(Your goal) Continue the text on allopregnanolone and basolateral amygdala oscillations, starting right after its last sentence.

(Exercise text)

However, in neuropsychiatric disorders like depression and post-traumatic stress, oscillations can be disturbed in areas like the basolateral amygdala, potentially leading to symptoms.
In the current study, the researchers find long-term alterations in network states in the basolateral amygdala following chronic stress, a major risk factor for psychiatric illnesses.
By recording brain oscillations in humans and rodents, the researchers found that the drug could change oscillations in the basolateral amygdala to mirror a healthier state.
They also demonstrated that direct application of the drug in the basolateral amygdala can improve behavior in mice, suggesting that this area is critical in mediating the acute effects of the drug as well as the long-term changes in brain and behavioral states.
“Our results may provide an essential framework for understanding the role of oscillations and associated behavioral states,” said Maguire, who is also a member of the neuroscience and MS in Pharmacology & Drug Development program faculty at Tufts Graduate School of Biomedical Sciences.
“Although there may be many mechanisms involved in altering the brain’s network state, if changing oscillations in the brain can lead to long lasting changes in behavior, this both adds to our understanding of the brain and may be a new strategy for drug therapies.”
First author on the paper is Pantelis Antonoudiou, a research associate in Maguire’s lab at Tufts.
Funding: This work was supported by awards from the National Institutes of Health’s National Institute on Alcohol Abuse and Alcoholism (R01AA026256) and National Institute of Neurological Disorders and Stroke (R01NS105628, R01NS102937) and a sponsored research agreement with Sage Therapeutics. The content is solely the responsibility of the authors and does not necessarily represent the official views of the National Institutes of Health. For conflicts of interest disclosure, see the study.
Allopregnanolone mediates affective switching through modulation of oscillatory states in the basolateral amygdala
Brexanolone (allopregnanolone), was recently approved by the FDA for the treatment of post-partum depression, demonstrating long-lasting antidepressant effects. Despite our understanding of the mechanism of action of neurosteroids as positive allosteric modulators (PAMs) of GABAA receptors, we still do not fully understand how allopregnanolone exerts persistent antidepressant effects.

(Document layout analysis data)

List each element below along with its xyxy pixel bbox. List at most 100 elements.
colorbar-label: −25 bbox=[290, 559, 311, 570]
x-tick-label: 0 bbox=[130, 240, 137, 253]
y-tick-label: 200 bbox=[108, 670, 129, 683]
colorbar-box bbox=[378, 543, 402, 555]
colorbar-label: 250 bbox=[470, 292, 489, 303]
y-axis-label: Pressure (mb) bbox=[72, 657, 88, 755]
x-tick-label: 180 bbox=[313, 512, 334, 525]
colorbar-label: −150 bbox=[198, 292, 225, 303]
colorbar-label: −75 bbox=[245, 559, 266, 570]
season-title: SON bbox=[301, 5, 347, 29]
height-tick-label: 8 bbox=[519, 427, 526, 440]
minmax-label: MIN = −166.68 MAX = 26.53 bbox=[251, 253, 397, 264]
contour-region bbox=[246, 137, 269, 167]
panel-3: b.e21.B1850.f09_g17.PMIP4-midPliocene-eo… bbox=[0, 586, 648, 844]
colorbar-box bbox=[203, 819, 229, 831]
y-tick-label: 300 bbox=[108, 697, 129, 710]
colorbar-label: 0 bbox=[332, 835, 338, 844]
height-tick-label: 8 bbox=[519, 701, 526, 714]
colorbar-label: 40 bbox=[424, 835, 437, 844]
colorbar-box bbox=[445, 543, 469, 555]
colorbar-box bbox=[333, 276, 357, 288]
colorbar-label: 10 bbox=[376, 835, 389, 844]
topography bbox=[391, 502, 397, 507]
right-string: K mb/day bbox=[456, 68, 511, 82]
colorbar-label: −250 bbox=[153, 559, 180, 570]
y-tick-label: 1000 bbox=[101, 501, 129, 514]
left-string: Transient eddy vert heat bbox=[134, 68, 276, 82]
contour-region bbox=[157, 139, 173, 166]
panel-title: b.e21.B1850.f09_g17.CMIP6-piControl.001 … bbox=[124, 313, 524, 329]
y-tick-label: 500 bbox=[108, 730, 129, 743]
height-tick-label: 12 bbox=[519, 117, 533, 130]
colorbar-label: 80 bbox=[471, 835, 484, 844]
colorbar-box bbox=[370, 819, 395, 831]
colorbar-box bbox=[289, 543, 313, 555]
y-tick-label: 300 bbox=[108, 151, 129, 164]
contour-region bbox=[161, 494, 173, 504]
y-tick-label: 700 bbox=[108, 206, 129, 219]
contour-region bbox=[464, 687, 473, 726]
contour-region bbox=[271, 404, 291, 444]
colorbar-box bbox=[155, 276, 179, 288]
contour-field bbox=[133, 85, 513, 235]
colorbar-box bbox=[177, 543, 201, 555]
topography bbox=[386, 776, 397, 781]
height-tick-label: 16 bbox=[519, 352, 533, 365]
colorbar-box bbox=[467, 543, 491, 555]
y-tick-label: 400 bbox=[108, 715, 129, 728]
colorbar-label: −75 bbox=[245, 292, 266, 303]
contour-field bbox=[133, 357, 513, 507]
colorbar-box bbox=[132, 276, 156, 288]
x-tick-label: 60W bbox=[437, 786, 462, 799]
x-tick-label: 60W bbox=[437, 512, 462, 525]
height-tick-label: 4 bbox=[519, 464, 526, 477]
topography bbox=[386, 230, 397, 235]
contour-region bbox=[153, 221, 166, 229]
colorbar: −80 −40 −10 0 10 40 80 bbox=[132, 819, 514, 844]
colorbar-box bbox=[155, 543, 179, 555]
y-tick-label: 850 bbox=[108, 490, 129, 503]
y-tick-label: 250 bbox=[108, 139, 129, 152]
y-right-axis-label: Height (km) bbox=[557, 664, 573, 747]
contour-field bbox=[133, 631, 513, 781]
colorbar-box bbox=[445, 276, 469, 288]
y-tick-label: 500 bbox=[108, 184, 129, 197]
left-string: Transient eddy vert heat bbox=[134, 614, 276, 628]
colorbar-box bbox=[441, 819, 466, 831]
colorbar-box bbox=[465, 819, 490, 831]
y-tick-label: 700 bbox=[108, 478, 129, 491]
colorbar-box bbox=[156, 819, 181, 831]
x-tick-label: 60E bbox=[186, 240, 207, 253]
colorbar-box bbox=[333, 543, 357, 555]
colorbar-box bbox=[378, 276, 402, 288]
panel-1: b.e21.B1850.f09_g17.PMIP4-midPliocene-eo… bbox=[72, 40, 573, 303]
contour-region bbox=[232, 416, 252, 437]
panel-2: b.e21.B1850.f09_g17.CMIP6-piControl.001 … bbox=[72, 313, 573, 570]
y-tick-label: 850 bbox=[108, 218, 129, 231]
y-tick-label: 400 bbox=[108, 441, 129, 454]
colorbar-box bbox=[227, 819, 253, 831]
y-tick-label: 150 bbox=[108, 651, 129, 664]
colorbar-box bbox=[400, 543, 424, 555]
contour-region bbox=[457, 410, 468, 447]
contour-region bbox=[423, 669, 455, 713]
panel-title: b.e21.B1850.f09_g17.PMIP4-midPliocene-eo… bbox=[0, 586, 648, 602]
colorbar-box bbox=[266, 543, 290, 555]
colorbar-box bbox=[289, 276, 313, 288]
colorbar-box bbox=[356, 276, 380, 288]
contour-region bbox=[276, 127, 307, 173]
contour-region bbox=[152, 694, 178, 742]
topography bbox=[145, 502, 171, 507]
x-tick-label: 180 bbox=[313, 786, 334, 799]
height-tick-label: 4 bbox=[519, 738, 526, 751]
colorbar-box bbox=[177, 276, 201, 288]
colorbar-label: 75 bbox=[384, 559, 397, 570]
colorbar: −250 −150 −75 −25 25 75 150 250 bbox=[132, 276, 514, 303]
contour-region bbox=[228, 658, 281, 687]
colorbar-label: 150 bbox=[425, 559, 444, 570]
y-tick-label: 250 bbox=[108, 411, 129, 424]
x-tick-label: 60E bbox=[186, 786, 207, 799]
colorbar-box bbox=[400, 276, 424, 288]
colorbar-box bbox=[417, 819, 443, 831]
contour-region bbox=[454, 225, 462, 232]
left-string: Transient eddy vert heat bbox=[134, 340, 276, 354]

(Output of the exercise)
We used electroencephalogram (EEG) recordings in rats and humans along with local field potential (LFP), functional magnetic resonance imaging (fMRI), and behavioral tests in mice to assess the impact of neurosteroids on network states in brain regions implicated in mood and employed optogenetic manipulations to directly examine their relationship to behavioral states.
We demonstrate that allopregnanolone and synthetic neuroactive steroid analogs with similar molecular pharmacology to allopregnanolone, (SGE-516 (tool-compound) and zuranolone (SAGE-217, investigational-compound)), modulate oscillations across species. We further demonstrate a critical role for interneurons in generating oscillations in the basolateral amygdala (BLA) and a role for δ-containing GABAARs in mediating the ability of neurosteroids to modulate network and behavioral states. Allopregnanolone in the BLA enhances BLA high-theta oscillations (6-12Hz) through delta-containing GABAA receptors, a mechanism distinct from other GABAA PAMs, such as benzodiazepines, and alters behavioral states. Treatment with the allopregnanolone analog SGE-516 protects mice from chronic stress-induced disruption of network and behavioral states, which is correlated with the modulation of theta oscillations in the BLA. Optogenetic manipulation of the network state influences the behavioral state following CUS.
Our findings demonstrate a novel molecular and cellular mechanism mediating the well-established anxiolytic and antidepressant effects of neuroactive steroids.